In the material below, find each line holding the string "āyatana" and copy it.

════════

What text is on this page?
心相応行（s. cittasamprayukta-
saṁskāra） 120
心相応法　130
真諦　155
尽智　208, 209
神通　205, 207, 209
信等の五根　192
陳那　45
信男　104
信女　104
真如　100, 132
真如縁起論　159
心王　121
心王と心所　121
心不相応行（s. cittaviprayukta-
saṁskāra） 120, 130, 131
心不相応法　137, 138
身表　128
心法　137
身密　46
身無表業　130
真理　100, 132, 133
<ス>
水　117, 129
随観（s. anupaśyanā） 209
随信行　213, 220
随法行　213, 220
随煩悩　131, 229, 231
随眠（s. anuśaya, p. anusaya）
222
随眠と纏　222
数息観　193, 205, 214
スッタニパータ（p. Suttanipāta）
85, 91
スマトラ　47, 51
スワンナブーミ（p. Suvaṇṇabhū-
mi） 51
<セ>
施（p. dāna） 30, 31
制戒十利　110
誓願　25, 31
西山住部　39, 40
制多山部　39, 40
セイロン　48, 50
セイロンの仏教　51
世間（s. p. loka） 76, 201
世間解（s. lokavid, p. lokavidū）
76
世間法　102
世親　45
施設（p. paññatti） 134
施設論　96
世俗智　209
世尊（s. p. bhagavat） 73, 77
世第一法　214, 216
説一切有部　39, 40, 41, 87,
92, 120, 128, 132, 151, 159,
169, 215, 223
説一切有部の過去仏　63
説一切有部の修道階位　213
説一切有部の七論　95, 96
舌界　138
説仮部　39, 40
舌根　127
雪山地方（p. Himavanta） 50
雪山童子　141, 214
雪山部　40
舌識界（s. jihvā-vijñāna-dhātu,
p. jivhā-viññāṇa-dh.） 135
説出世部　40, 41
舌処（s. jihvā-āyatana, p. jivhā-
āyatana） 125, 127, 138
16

════════

Finished exercise -
舌処（s. jihvā-āyatana, p. jivhā-
āyatana） 125, 127, 138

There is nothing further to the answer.